- Records provided -
★ ★ ★ ★

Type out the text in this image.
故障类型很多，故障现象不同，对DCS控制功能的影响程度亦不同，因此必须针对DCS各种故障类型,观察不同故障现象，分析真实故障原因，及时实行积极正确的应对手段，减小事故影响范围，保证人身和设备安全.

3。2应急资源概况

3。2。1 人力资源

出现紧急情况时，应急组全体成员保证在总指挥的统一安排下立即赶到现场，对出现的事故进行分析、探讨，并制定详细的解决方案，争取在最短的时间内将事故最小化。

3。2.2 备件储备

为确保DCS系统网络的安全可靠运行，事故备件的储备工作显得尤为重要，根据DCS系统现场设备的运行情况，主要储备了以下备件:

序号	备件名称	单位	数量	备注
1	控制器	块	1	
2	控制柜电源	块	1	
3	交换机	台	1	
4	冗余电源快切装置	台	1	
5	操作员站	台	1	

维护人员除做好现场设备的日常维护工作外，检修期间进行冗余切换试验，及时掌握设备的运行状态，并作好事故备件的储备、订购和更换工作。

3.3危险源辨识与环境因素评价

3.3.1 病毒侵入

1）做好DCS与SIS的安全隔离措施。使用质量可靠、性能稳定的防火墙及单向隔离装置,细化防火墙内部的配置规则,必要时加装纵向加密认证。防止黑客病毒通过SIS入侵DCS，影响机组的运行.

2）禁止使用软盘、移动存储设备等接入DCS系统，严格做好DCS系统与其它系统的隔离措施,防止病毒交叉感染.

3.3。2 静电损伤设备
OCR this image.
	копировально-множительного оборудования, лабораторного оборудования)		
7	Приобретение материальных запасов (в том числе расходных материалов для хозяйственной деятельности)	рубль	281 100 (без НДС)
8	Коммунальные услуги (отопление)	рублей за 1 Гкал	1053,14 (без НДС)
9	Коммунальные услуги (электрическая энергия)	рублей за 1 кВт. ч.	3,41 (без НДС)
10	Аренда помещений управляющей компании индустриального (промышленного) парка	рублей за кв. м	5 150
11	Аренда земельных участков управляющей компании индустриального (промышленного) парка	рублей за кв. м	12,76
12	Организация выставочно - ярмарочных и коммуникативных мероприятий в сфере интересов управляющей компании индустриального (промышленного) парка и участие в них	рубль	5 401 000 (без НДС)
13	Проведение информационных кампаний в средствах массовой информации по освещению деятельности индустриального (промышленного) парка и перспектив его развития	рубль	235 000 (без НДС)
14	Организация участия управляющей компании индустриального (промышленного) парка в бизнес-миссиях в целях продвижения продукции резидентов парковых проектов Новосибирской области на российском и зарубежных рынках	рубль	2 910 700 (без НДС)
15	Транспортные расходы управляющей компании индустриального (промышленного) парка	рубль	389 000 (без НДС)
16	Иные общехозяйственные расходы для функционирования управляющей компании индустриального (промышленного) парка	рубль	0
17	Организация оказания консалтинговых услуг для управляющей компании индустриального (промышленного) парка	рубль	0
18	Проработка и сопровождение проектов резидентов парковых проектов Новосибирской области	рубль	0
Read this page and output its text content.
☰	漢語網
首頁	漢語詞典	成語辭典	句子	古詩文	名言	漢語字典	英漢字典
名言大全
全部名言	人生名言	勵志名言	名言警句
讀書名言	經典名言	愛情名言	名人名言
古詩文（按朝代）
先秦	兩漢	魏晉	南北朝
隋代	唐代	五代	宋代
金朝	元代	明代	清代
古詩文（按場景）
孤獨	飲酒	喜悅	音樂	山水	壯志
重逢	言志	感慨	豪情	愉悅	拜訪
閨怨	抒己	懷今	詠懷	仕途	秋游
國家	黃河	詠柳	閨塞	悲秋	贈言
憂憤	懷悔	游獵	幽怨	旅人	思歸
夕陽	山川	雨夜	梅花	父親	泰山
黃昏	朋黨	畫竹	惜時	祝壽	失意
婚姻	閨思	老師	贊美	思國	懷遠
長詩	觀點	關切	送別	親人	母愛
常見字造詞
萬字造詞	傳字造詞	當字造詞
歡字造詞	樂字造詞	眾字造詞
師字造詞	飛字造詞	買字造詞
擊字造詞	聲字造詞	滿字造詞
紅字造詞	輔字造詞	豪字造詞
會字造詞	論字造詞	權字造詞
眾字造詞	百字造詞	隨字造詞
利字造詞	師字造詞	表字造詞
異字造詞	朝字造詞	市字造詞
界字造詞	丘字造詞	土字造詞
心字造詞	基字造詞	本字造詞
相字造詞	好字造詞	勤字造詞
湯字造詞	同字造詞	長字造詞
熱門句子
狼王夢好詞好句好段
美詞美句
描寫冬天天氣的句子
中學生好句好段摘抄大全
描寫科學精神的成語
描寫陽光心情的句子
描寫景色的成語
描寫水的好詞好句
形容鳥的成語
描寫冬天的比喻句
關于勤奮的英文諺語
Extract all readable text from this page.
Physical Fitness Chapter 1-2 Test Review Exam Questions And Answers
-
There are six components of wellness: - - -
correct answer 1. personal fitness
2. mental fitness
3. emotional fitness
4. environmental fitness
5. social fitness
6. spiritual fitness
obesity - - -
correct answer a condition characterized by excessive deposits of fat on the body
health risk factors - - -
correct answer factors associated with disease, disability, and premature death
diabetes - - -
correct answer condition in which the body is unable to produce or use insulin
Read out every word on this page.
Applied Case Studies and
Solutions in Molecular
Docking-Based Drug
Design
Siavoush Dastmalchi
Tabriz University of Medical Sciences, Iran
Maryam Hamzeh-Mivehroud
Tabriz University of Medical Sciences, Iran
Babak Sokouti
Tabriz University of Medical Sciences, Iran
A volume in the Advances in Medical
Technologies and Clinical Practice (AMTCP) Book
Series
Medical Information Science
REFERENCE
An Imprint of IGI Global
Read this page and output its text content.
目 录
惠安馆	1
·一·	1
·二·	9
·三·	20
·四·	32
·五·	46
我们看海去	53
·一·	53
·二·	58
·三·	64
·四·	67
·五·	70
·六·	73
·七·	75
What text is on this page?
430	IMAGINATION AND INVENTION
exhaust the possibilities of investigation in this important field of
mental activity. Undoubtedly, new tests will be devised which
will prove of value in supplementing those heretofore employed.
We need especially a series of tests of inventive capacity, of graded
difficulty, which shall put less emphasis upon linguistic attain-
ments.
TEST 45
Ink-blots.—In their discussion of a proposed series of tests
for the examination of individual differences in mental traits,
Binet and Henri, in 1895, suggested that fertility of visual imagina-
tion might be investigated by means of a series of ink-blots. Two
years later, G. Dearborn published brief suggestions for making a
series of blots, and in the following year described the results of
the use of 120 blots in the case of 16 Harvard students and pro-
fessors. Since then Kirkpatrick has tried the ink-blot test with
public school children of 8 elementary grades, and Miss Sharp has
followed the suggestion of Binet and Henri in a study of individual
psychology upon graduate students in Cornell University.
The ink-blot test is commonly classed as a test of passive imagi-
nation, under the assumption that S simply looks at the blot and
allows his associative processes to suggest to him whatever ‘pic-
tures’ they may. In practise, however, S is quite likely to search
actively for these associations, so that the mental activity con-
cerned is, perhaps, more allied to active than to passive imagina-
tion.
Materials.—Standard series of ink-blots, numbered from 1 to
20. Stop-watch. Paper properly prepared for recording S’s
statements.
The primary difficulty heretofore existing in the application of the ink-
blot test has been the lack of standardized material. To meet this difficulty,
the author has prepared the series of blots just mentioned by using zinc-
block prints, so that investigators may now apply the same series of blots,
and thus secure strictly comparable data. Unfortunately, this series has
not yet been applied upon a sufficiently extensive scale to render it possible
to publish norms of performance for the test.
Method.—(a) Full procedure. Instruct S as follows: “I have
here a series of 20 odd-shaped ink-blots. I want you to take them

★ ★ ★ ★

- Given exercise -
Using the listing above, please repeat every entry exactly.

- Right answer -
Type out the text in this image.
故障类型很多，故障现象不同，对DCS控制功能的影响程度亦不同，因此必须针对DCS各种故障类型,观察不同故障现象，分析真实故障原因，及时实行积极正确的应对手段，减小事故影响范围，保证人身和设备安全.

3。2应急资源概况

3。2。1 人力资源

出现紧急情况时，应急组全体成员保证在总指挥的统一安排下立即赶到现场，对出现的事故进行分析、探讨，并制定详细的解决方案，争取在最短的时间内将事故最小化。

3。2.2 备件储备

为确保DCS系统网络的安全可靠运行，事故备件的储备工作显得尤为重要，根据DCS系统现场设备的运行情况，主要储备了以下备件:

序号	备件名称	单位	数量	备注
1	控制器	块	1	
2	控制柜电源	块	1	
3	交换机	台	1	
4	冗余电源快切装置	台	1	
5	操作员站	台	1	

维护人员除做好现场设备的日常维护工作外，检修期间进行冗余切换试验，及时掌握设备的运行状态，并作好事故备件的储备、订购和更换工作。

3.3危险源辨识与环境因素评价

3.3.1 病毒侵入

1）做好DCS与SIS的安全隔离措施。使用质量可靠、性能稳定的防火墙及单向隔离装置,细化防火墙内部的配置规则,必要时加装纵向加密认证。防止黑客病毒通过SIS入侵DCS，影响机组的运行.

2）禁止使用软盘、移动存储设备等接入DCS系统，严格做好DCS系统与其它系统的隔离措施,防止病毒交叉感染.

3.3。2 静电损伤设备
OCR this image.
	копировально-множительного оборудования, лабораторного оборудования)		
7	Приобретение материальных запасов (в том числе расходных материалов для хозяйственной деятельности)	рубль	281 100 (без НДС)
8	Коммунальные услуги (отопление)	рублей за 1 Гкал	1053,14 (без НДС)
9	Коммунальные услуги (электрическая энергия)	рублей за 1 кВт. ч.	3,41 (без НДС)
10	Аренда помещений управляющей компании индустриального (промышленного) парка	рублей за кв. м	5 150
11	Аренда земельных участков управляющей компании индустриального (промышленного) парка	рублей за кв. м	12,76
12	Организация выставочно - ярмарочных и коммуникативных мероприятий в сфере интересов управляющей компании индустриального (промышленного) парка и участие в них	рубль	5 401 000 (без НДС)
13	Проведение информационных кампаний в средствах массовой информации по освещению деятельности индустриального (промышленного) парка и перспектив его развития	рубль	235 000 (без НДС)
14	Организация участия управляющей компании индустриального (промышленного) парка в бизнес-миссиях в целях продвижения продукции резидентов парковых проектов Новосибирской области на российском и зарубежных рынках	рубль	2 910 700 (без НДС)
15	Транспортные расходы управляющей компании индустриального (промышленного) парка	рубль	389 000 (без НДС)
16	Иные общехозяйственные расходы для функционирования управляющей компании индустриального (промышленного) парка	рубль	0
17	Организация оказания консалтинговых услуг для управляющей компании индустриального (промышленного) парка	рубль	0
18	Проработка и сопровождение проектов резидентов парковых проектов Новосибирской области	рубль	0
Read this page and output its text content.
☰	漢語網
首頁	漢語詞典	成語辭典	句子	古詩文	名言	漢語字典	英漢字典
名言大全
全部名言	人生名言	勵志名言	名言警句
讀書名言	經典名言	愛情名言	名人名言
古詩文（按朝代）
先秦	兩漢	魏晉	南北朝
隋代	唐代	五代	宋代
金朝	元代	明代	清代
古詩文（按場景）
孤獨	飲酒	喜悅	音樂	山水	壯志
重逢	言志	感慨	豪情	愉悅	拜訪
閨怨	抒己	懷今	詠懷	仕途	秋游
國家	黃河	詠柳	閨塞	悲秋	贈言
憂憤	懷悔	游獵	幽怨	旅人	思歸
夕陽	山川	雨夜	梅花	父親	泰山
黃昏	朋黨	畫竹	惜時	祝壽	失意
婚姻	閨思	老師	贊美	思國	懷遠
長詩	觀點	關切	送別	親人	母愛
常見字造詞
萬字造詞	傳字造詞	當字造詞
歡字造詞	樂字造詞	眾字造詞
師字造詞	飛字造詞	買字造詞
擊字造詞	聲字造詞	滿字造詞
紅字造詞	輔字造詞	豪字造詞
會字造詞	論字造詞	權字造詞
眾字造詞	百字造詞	隨字造詞
利字造詞	師字造詞	表字造詞
異字造詞	朝字造詞	市字造詞
界字造詞	丘字造詞	土字造詞
心字造詞	基字造詞	本字造詞
相字造詞	好字造詞	勤字造詞
湯字造詞	同字造詞	長字造詞
熱門句子
狼王夢好詞好句好段
美詞美句
描寫冬天天氣的句子
中學生好句好段摘抄大全
描寫科學精神的成語
描寫陽光心情的句子
描寫景色的成語
描寫水的好詞好句
形容鳥的成語
描寫冬天的比喻句
關于勤奮的英文諺語
Extract all readable text from this page.
Physical Fitness Chapter 1-2 Test Review Exam Questions And Answers
-
There are six components of wellness: - - -
correct answer 1. personal fitness
2. mental fitness
3. emotional fitness
4. environmental fitness
5. social fitness
6. spiritual fitness
obesity - - -
correct answer a condition characterized by excessive deposits of fat on the body
health risk factors - - -
correct answer factors associated with disease, disability, and premature death
diabetes - - -
correct answer condition in which the body is unable to produce or use insulin
Read out every word on this page.
Applied Case Studies and
Solutions in Molecular
Docking-Based Drug
Design
Siavoush Dastmalchi
Tabriz University of Medical Sciences, Iran
Maryam Hamzeh-Mivehroud
Tabriz University of Medical Sciences, Iran
Babak Sokouti
Tabriz University of Medical Sciences, Iran
A volume in the Advances in Medical
Technologies and Clinical Practice (AMTCP) Book
Series
Medical Information Science
REFERENCE
An Imprint of IGI Global
Read this page and output its text content.
目 录
惠安馆	1
·一·	1
·二·	9
·三·	20
·四·	32
·五·	46
我们看海去	53
·一·	53
·二·	58
·三·	64
·四·	67
·五·	70
·六·	73
·七·	75
What text is on this page?
430	IMAGINATION AND INVENTION
exhaust the possibilities of investigation in this important field of
mental activity. Undoubtedly, new tests will be devised which
will prove of value in supplementing those heretofore employed.
We need especially a series of tests of inventive capacity, of graded
difficulty, which shall put less emphasis upon linguistic attain-
ments.
TEST 45
Ink-blots.—In their discussion of a proposed series of tests
for the examination of individual differences in mental traits,
Binet and Henri, in 1895, suggested that fertility of visual imagina-
tion might be investigated by means of a series of ink-blots. Two
years later, G. Dearborn published brief suggestions for making a
series of blots, and in the following year described the results of
the use of 120 blots in the case of 16 Harvard students and pro-
fessors. Since then Kirkpatrick has tried the ink-blot test with
public school children of 8 elementary grades, and Miss Sharp has
followed the suggestion of Binet and Henri in a study of individual
psychology upon graduate students in Cornell University.
The ink-blot test is commonly classed as a test of passive imagi-
nation, under the assumption that S simply looks at the blot and
allows his associative processes to suggest to him whatever ‘pic-
tures’ they may. In practise, however, S is quite likely to search
actively for these associations, so that the mental activity con-
cerned is, perhaps, more allied to active than to passive imagina-
tion.
Materials.—Standard series of ink-blots, numbered from 1 to
20. Stop-watch. Paper properly prepared for recording S’s
statements.
The primary difficulty heretofore existing in the application of the ink-
blot test has been the lack of standardized material. To meet this difficulty,
the author has prepared the series of blots just mentioned by using zinc-
block prints, so that investigators may now apply the same series of blots,
and thus secure strictly comparable data. Unfortunately, this series has
not yet been applied upon a sufficiently extensive scale to render it possible
to publish norms of performance for the test.
Method.—(a) Full procedure. Instruct S as follows: “I have
here a series of 20 odd-shaped ink-blots. I want you to take them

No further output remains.